Raw records:
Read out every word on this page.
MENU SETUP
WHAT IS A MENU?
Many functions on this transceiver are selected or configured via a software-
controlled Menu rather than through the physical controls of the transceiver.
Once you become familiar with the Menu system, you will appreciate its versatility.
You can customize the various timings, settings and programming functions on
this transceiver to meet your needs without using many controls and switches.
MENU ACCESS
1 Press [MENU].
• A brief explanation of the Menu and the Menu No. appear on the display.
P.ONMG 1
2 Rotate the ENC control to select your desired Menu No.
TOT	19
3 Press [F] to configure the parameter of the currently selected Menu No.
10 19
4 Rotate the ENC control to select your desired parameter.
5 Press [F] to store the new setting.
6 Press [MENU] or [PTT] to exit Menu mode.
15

* Exercise directions
Using the material above, count the lines containing the word "functions". Reply with the number alone.

* Reply to the task
2